*Structured figure records:*
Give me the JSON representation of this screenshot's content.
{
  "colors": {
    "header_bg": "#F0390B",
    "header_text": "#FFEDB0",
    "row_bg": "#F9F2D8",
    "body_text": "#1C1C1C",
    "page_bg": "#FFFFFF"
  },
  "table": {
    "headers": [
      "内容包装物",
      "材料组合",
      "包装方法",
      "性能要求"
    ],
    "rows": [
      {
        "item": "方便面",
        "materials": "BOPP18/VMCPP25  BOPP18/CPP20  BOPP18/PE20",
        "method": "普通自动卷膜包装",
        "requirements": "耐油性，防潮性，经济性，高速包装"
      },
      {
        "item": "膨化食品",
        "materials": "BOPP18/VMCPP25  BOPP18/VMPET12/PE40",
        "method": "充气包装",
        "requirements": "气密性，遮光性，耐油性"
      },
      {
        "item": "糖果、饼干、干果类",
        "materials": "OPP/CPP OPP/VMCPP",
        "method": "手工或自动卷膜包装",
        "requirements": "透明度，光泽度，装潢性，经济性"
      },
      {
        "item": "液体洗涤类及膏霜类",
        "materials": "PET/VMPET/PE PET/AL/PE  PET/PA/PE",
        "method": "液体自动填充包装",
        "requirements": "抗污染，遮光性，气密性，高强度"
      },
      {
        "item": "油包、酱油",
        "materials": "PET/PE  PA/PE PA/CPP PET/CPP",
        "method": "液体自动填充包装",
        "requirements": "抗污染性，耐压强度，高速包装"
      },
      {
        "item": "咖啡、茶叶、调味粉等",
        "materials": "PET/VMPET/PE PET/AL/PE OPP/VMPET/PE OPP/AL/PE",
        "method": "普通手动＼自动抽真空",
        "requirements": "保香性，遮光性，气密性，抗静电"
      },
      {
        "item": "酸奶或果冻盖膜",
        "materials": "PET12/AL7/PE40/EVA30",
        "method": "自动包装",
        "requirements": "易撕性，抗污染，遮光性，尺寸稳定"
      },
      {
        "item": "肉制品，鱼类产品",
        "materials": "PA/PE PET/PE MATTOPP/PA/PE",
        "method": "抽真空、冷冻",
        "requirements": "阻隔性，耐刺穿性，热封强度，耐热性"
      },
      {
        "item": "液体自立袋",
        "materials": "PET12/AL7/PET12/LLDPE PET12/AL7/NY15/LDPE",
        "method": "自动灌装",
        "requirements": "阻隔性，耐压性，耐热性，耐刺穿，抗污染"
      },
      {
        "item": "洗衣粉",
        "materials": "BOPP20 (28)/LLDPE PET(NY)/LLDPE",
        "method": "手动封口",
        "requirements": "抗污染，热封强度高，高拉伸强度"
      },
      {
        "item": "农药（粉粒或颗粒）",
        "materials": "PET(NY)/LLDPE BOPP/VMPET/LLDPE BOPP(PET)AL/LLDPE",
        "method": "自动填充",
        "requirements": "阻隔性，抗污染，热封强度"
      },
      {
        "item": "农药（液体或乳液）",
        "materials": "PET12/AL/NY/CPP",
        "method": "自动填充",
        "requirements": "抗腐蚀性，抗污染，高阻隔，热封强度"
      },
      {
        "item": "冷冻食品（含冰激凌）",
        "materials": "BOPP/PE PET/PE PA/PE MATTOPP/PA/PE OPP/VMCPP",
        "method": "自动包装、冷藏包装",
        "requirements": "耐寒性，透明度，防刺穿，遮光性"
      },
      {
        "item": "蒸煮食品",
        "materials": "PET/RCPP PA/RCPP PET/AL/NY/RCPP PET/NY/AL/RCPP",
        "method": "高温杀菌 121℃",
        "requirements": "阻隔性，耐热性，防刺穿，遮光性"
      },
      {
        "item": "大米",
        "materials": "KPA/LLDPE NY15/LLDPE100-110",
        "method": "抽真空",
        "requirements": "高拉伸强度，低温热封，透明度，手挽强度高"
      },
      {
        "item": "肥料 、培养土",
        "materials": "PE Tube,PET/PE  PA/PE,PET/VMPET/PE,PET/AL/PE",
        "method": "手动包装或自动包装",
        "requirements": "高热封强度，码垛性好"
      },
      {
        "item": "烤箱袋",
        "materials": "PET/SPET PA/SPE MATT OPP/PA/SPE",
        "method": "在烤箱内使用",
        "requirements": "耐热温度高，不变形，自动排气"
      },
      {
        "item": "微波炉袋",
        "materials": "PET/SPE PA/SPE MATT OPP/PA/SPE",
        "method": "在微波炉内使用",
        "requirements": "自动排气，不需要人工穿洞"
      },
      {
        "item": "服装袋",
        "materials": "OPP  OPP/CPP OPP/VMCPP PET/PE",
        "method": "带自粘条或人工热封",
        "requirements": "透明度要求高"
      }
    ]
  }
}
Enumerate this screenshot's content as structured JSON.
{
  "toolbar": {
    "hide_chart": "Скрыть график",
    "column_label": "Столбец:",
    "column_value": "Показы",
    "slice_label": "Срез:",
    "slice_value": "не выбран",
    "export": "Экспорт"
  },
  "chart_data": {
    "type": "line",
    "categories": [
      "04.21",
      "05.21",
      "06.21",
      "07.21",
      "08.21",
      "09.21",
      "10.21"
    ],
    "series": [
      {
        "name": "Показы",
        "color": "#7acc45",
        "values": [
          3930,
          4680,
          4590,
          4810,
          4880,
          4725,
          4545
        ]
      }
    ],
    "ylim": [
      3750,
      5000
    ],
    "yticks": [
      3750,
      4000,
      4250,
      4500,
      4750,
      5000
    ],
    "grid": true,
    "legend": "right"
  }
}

*YOUR TASK:*
Output all preceding records character for character.

*PROBLEM SOLUTION:*
Give me the JSON representation of this screenshot's content.
{
  "colors": {
    "header_bg": "#F0390B",
    "header_text": "#FFEDB0",
    "row_bg": "#F9F2D8",
    "body_text": "#1C1C1C",
    "page_bg": "#FFFFFF"
  },
  "table": {
    "headers": [
      "内容包装物",
      "材料组合",
      "包装方法",
      "性能要求"
    ],
    "rows": [
      {
        "item": "方便面",
        "materials": "BOPP18/VMCPP25  BOPP18/CPP20  BOPP18/PE20",
        "method": "普通自动卷膜包装",
        "requirements": "耐油性，防潮性，经济性，高速包装"
      },
      {
        "item": "膨化食品",
        "materials": "BOPP18/VMCPP25  BOPP18/VMPET12/PE40",
        "method": "充气包装",
        "requirements": "气密性，遮光性，耐油性"
      },
      {
        "item": "糖果、饼干、干果类",
        "materials": "OPP/CPP OPP/VMCPP",
        "method": "手工或自动卷膜包装",
        "requirements": "透明度，光泽度，装潢性，经济性"
      },
      {
        "item": "液体洗涤类及膏霜类",
        "materials": "PET/VMPET/PE PET/AL/PE  PET/PA/PE",
        "method": "液体自动填充包装",
        "requirements": "抗污染，遮光性，气密性，高强度"
      },
      {
        "item": "油包、酱油",
        "materials": "PET/PE  PA/PE PA/CPP PET/CPP",
        "method": "液体自动填充包装",
        "requirements": "抗污染性，耐压强度，高速包装"
      },
      {
        "item": "咖啡、茶叶、调味粉等",
        "materials": "PET/VMPET/PE PET/AL/PE OPP/VMPET/PE OPP/AL/PE",
        "method": "普通手动＼自动抽真空",
        "requirements": "保香性，遮光性，气密性，抗静电"
      },
      {
        "item": "酸奶或果冻盖膜",
        "materials": "PET12/AL7/PE40/EVA30",
        "method": "自动包装",
        "requirements": "易撕性，抗污染，遮光性，尺寸稳定"
      },
      {
        "item": "肉制品，鱼类产品",
        "materials": "PA/PE PET/PE MATTOPP/PA/PE",
        "method": "抽真空、冷冻",
        "requirements": "阻隔性，耐刺穿性，热封强度，耐热性"
      },
      {
        "item": "液体自立袋",
        "materials": "PET12/AL7/PET12/LLDPE PET12/AL7/NY15/LDPE",
        "method": "自动灌装",
        "requirements": "阻隔性，耐压性，耐热性，耐刺穿，抗污染"
      },
      {
        "item": "洗衣粉",
        "materials": "BOPP20 (28)/LLDPE PET(NY)/LLDPE",
        "method": "手动封口",
        "requirements": "抗污染，热封强度高，高拉伸强度"
      },
      {
        "item": "农药（粉粒或颗粒）",
        "materials": "PET(NY)/LLDPE BOPP/VMPET/LLDPE BOPP(PET)AL/LLDPE",
        "method": "自动填充",
        "requirements": "阻隔性，抗污染，热封强度"
      },
      {
        "item": "农药（液体或乳液）",
        "materials": "PET12/AL/NY/CPP",
        "method": "自动填充",
        "requirements": "抗腐蚀性，抗污染，高阻隔，热封强度"
      },
      {
        "item": "冷冻食品（含冰激凌）",
        "materials": "BOPP/PE PET/PE PA/PE MATTOPP/PA/PE OPP/VMCPP",
        "method": "自动包装、冷藏包装",
        "requirements": "耐寒性，透明度，防刺穿，遮光性"
      },
      {
        "item": "蒸煮食品",
        "materials": "PET/RCPP PA/RCPP PET/AL/NY/RCPP PET/NY/AL/RCPP",
        "method": "高温杀菌 121℃",
        "requirements": "阻隔性，耐热性，防刺穿，遮光性"
      },
      {
        "item": "大米",
        "materials": "KPA/LLDPE NY15/LLDPE100-110",
        "method": "抽真空",
        "requirements": "高拉伸强度，低温热封，透明度，手挽强度高"
      },
      {
        "item": "肥料 、培养土",
        "materials": "PE Tube,PET/PE  PA/PE,PET/VMPET/PE,PET/AL/PE",
        "method": "手动包装或自动包装",
        "requirements": "高热封强度，码垛性好"
      },
      {
        "item": "烤箱袋",
        "materials": "PET/SPET PA/SPE MATT OPP/PA/SPE",
        "method": "在烤箱内使用",
        "requirements": "耐热温度高，不变形，自动排气"
      },
      {
        "item": "微波炉袋",
        "materials": "PET/SPE PA/SPE MATT OPP/PA/SPE",
        "method": "在微波炉内使用",
        "requirements": "自动排气，不需要人工穿洞"
      },
      {
        "item": "服装袋",
        "materials": "OPP  OPP/CPP OPP/VMCPP PET/PE",
        "method": "带自粘条或人工热封",
        "requirements": "透明度要求高"
      }
    ]
  }
}
Enumerate this screenshot's content as structured JSON.
{
  "toolbar": {
    "hide_chart": "Скрыть график",
    "column_label": "Столбец:",
    "column_value": "Показы",
    "slice_label": "Срез:",
    "slice_value": "не выбран",
    "export": "Экспорт"
  },
  "chart_data": {
    "type": "line",
    "categories": [
      "04.21",
      "05.21",
      "06.21",
      "07.21",
      "08.21",
      "09.21",
      "10.21"
    ],
    "series": [
      {
        "name": "Показы",
        "color": "#7acc45",
        "values": [
          3930,
          4680,
          4590,
          4810,
          4880,
          4725,
          4545
        ]
      }
    ],
    "ylim": [
      3750,
      5000
    ],
    "yticks": [
      3750,
      4000,
      4250,
      4500,
      4750,
      5000
    ],
    "grid": true,
    "legend": "right"
  }
}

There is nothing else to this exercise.